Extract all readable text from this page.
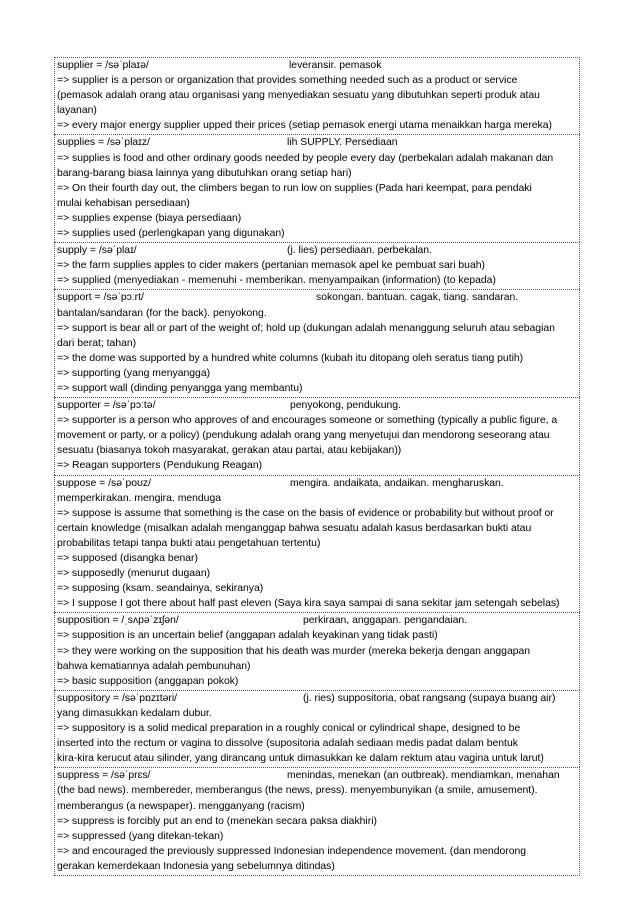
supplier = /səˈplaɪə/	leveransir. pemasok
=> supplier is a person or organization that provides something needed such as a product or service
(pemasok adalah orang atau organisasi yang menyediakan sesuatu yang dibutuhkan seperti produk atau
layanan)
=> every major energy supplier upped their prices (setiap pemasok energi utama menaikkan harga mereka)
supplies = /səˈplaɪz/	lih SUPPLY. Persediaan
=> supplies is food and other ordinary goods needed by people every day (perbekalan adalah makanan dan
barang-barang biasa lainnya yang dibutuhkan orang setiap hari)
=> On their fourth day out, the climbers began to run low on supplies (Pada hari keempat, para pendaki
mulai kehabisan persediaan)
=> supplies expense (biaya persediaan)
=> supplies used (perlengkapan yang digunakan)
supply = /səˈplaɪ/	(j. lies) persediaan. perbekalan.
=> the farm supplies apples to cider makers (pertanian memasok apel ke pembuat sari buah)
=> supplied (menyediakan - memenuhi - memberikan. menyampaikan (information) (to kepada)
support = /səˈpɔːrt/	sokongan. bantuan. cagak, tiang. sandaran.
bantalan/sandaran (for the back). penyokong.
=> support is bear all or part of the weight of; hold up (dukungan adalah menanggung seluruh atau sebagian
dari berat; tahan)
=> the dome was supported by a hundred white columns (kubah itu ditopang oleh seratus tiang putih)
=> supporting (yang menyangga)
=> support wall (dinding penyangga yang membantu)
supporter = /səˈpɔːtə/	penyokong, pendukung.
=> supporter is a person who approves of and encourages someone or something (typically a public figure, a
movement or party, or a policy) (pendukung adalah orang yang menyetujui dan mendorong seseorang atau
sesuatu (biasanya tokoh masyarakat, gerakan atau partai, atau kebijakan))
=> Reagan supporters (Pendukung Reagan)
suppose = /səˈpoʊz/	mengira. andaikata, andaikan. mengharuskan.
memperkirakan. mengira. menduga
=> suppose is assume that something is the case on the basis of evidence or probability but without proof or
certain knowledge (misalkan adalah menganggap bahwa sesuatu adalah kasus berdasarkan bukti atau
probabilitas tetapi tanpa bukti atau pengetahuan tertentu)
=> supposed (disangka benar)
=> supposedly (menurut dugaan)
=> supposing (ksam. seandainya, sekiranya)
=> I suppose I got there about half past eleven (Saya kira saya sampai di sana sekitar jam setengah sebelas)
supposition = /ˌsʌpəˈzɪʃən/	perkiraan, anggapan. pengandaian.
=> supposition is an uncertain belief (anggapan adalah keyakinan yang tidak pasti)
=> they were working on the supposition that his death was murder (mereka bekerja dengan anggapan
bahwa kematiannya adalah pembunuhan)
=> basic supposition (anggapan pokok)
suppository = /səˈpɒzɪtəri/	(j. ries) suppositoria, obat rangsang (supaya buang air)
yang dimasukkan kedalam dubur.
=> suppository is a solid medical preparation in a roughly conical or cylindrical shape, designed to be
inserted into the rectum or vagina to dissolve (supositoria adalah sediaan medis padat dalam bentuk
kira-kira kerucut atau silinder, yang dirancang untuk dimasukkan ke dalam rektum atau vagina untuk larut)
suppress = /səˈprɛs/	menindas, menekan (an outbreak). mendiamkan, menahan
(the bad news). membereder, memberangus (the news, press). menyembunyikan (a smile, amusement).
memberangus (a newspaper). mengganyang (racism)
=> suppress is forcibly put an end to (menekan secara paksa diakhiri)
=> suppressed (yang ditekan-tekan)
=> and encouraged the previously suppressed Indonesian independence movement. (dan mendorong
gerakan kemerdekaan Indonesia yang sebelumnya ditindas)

=== WORK TO COMPLETE ===
Exclude the images, then output the data above word for word.

=== REPLY TO THE TASK ===
Extract all readable text from this page.
supplier = /səˈplaɪə/	leveransir. pemasok
=> supplier is a person or organization that provides something needed such as a product or service
(pemasok adalah orang atau organisasi yang menyediakan sesuatu yang dibutuhkan seperti produk atau
layanan)
=> every major energy supplier upped their prices (setiap pemasok energi utama menaikkan harga mereka)
supplies = /səˈplaɪz/	lih SUPPLY. Persediaan
=> supplies is food and other ordinary goods needed by people every day (perbekalan adalah makanan dan
barang-barang biasa lainnya yang dibutuhkan orang setiap hari)
=> On their fourth day out, the climbers began to run low on supplies (Pada hari keempat, para pendaki
mulai kehabisan persediaan)
=> supplies expense (biaya persediaan)
=> supplies used (perlengkapan yang digunakan)
supply = /səˈplaɪ/	(j. lies) persediaan. perbekalan.
=> the farm supplies apples to cider makers (pertanian memasok apel ke pembuat sari buah)
=> supplied (menyediakan - memenuhi - memberikan. menyampaikan (information) (to kepada)
support = /səˈpɔːrt/	sokongan. bantuan. cagak, tiang. sandaran.
bantalan/sandaran (for the back). penyokong.
=> support is bear all or part of the weight of; hold up (dukungan adalah menanggung seluruh atau sebagian
dari berat; tahan)
=> the dome was supported by a hundred white columns (kubah itu ditopang oleh seratus tiang putih)
=> supporting (yang menyangga)
=> support wall (dinding penyangga yang membantu)
supporter = /səˈpɔːtə/	penyokong, pendukung.
=> supporter is a person who approves of and encourages someone or something (typically a public figure, a
movement or party, or a policy) (pendukung adalah orang yang menyetujui dan mendorong seseorang atau
sesuatu (biasanya tokoh masyarakat, gerakan atau partai, atau kebijakan))
=> Reagan supporters (Pendukung Reagan)
suppose = /səˈpoʊz/	mengira. andaikata, andaikan. mengharuskan.
memperkirakan. mengira. menduga
=> suppose is assume that something is the case on the basis of evidence or probability but without proof or
certain knowledge (misalkan adalah menganggap bahwa sesuatu adalah kasus berdasarkan bukti atau
probabilitas tetapi tanpa bukti atau pengetahuan tertentu)
=> supposed (disangka benar)
=> supposedly (menurut dugaan)
=> supposing (ksam. seandainya, sekiranya)
=> I suppose I got there about half past eleven (Saya kira saya sampai di sana sekitar jam setengah sebelas)
supposition = /ˌsʌpəˈzɪʃən/	perkiraan, anggapan. pengandaian.
=> supposition is an uncertain belief (anggapan adalah keyakinan yang tidak pasti)
=> they were working on the supposition that his death was murder (mereka bekerja dengan anggapan
bahwa kematiannya adalah pembunuhan)
=> basic supposition (anggapan pokok)
suppository = /səˈpɒzɪtəri/	(j. ries) suppositoria, obat rangsang (supaya buang air)
yang dimasukkan kedalam dubur.
=> suppository is a solid medical preparation in a roughly conical or cylindrical shape, designed to be
inserted into the rectum or vagina to dissolve (supositoria adalah sediaan medis padat dalam bentuk
kira-kira kerucut atau silinder, yang dirancang untuk dimasukkan ke dalam rektum atau vagina untuk larut)
suppress = /səˈprɛs/	menindas, menekan (an outbreak). mendiamkan, menahan
(the bad news). membereder, memberangus (the news, press). menyembunyikan (a smile, amusement).
memberangus (a newspaper). mengganyang (racism)
=> suppress is forcibly put an end to (menekan secara paksa diakhiri)
=> suppressed (yang ditekan-tekan)
=> and encouraged the previously suppressed Indonesian independence movement. (dan mendorong
gerakan kemerdekaan Indonesia yang sebelumnya ditindas)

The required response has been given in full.